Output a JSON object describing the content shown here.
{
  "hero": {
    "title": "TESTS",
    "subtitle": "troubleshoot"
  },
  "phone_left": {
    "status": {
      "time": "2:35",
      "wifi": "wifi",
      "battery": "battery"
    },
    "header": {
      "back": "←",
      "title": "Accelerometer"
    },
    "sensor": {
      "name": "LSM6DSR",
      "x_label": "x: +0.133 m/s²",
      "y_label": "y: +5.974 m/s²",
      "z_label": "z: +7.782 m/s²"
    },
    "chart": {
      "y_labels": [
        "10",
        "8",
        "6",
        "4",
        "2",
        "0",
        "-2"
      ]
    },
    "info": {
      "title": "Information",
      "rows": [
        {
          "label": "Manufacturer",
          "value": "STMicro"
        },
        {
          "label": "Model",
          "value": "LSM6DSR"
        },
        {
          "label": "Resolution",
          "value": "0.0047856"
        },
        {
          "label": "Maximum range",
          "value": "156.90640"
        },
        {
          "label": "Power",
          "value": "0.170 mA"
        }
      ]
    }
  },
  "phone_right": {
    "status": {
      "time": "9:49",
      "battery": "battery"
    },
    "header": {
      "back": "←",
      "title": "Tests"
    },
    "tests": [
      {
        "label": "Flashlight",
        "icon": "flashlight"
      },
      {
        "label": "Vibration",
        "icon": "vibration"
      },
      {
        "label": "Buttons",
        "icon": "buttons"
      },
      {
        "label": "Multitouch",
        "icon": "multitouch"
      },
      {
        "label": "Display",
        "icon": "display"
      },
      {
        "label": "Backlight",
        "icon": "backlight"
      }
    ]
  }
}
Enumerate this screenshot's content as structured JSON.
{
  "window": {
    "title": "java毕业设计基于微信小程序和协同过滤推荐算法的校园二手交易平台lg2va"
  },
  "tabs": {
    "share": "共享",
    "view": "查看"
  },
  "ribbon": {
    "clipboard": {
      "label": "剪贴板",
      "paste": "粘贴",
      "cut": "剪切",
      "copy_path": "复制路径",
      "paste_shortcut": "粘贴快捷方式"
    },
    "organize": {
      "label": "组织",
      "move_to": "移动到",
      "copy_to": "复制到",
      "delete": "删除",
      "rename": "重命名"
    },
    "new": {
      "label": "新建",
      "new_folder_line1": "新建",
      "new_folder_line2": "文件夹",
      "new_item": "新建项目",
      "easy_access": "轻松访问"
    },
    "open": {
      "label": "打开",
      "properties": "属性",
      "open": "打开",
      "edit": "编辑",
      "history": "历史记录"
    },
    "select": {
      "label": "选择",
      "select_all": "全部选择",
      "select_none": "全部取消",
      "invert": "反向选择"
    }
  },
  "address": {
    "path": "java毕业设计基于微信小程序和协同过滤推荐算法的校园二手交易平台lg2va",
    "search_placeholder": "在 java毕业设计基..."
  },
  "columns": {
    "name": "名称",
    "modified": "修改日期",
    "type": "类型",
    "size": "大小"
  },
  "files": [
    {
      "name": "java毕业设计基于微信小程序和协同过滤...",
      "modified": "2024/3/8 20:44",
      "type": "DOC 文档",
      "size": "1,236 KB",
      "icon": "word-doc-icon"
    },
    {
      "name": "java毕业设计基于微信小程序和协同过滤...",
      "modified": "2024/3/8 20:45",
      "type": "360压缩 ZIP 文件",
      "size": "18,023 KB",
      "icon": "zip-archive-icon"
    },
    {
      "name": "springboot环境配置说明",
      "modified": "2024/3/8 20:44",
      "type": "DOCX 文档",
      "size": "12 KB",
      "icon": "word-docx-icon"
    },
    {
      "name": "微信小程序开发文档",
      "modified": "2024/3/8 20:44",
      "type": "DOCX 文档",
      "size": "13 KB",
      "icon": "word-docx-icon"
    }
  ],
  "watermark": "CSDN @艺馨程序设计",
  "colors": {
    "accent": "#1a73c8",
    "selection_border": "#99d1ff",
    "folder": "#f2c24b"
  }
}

**STATED PROBLEM**
Go through the records above and set each one down exactly, please.

**SOLUTION BELOW**
Output a JSON object describing the content shown here.
{
  "hero": {
    "title": "TESTS",
    "subtitle": "troubleshoot"
  },
  "phone_left": {
    "status": {
      "time": "2:35",
      "wifi": "wifi",
      "battery": "battery"
    },
    "header": {
      "back": "←",
      "title": "Accelerometer"
    },
    "sensor": {
      "name": "LSM6DSR",
      "x_label": "x: +0.133 m/s²",
      "y_label": "y: +5.974 m/s²",
      "z_label": "z: +7.782 m/s²"
    },
    "chart": {
      "y_labels": [
        "10",
        "8",
        "6",
        "4",
        "2",
        "0",
        "-2"
      ]
    },
    "info": {
      "title": "Information",
      "rows": [
        {
          "label": "Manufacturer",
          "value": "STMicro"
        },
        {
          "label": "Model",
          "value": "LSM6DSR"
        },
        {
          "label": "Resolution",
          "value": "0.0047856"
        },
        {
          "label": "Maximum range",
          "value": "156.90640"
        },
        {
          "label": "Power",
          "value": "0.170 mA"
        }
      ]
    }
  },
  "phone_right": {
    "status": {
      "time": "9:49",
      "battery": "battery"
    },
    "header": {
      "back": "←",
      "title": "Tests"
    },
    "tests": [
      {
        "label": "Flashlight",
        "icon": "flashlight"
      },
      {
        "label": "Vibration",
        "icon": "vibration"
      },
      {
        "label": "Buttons",
        "icon": "buttons"
      },
      {
        "label": "Multitouch",
        "icon": "multitouch"
      },
      {
        "label": "Display",
        "icon": "display"
      },
      {
        "label": "Backlight",
        "icon": "backlight"
      }
    ]
  }
}
Enumerate this screenshot's content as structured JSON.
{
  "window": {
    "title": "java毕业设计基于微信小程序和协同过滤推荐算法的校园二手交易平台lg2va"
  },
  "tabs": {
    "share": "共享",
    "view": "查看"
  },
  "ribbon": {
    "clipboard": {
      "label": "剪贴板",
      "paste": "粘贴",
      "cut": "剪切",
      "copy_path": "复制路径",
      "paste_shortcut": "粘贴快捷方式"
    },
    "organize": {
      "label": "组织",
      "move_to": "移动到",
      "copy_to": "复制到",
      "delete": "删除",
      "rename": "重命名"
    },
    "new": {
      "label": "新建",
      "new_folder_line1": "新建",
      "new_folder_line2": "文件夹",
      "new_item": "新建项目",
      "easy_access": "轻松访问"
    },
    "open": {
      "label": "打开",
      "properties": "属性",
      "open": "打开",
      "edit": "编辑",
      "history": "历史记录"
    },
    "select": {
      "label": "选择",
      "select_all": "全部选择",
      "select_none": "全部取消",
      "invert": "反向选择"
    }
  },
  "address": {
    "path": "java毕业设计基于微信小程序和协同过滤推荐算法的校园二手交易平台lg2va",
    "search_placeholder": "在 java毕业设计基..."
  },
  "columns": {
    "name": "名称",
    "modified": "修改日期",
    "type": "类型",
    "size": "大小"
  },
  "files": [
    {
      "name": "java毕业设计基于微信小程序和协同过滤...",
      "modified": "2024/3/8 20:44",
      "type": "DOC 文档",
      "size": "1,236 KB",
      "icon": "word-doc-icon"
    },
    {
      "name": "java毕业设计基于微信小程序和协同过滤...",
      "modified": "2024/3/8 20:45",
      "type": "360压缩 ZIP 文件",
      "size": "18,023 KB",
      "icon": "zip-archive-icon"
    },
    {
      "name": "springboot环境配置说明",
      "modified": "2024/3/8 20:44",
      "type": "DOCX 文档",
      "size": "12 KB",
      "icon": "word-docx-icon"
    },
    {
      "name": "微信小程序开发文档",
      "modified": "2024/3/8 20:44",
      "type": "DOCX 文档",
      "size": "13 KB",
      "icon": "word-docx-icon"
    }
  ],
  "watermark": "CSDN @艺馨程序设计",
  "colors": {
    "accent": "#1a73c8",
    "selection_border": "#99d1ff",
    "folder": "#f2c24b"
  }
}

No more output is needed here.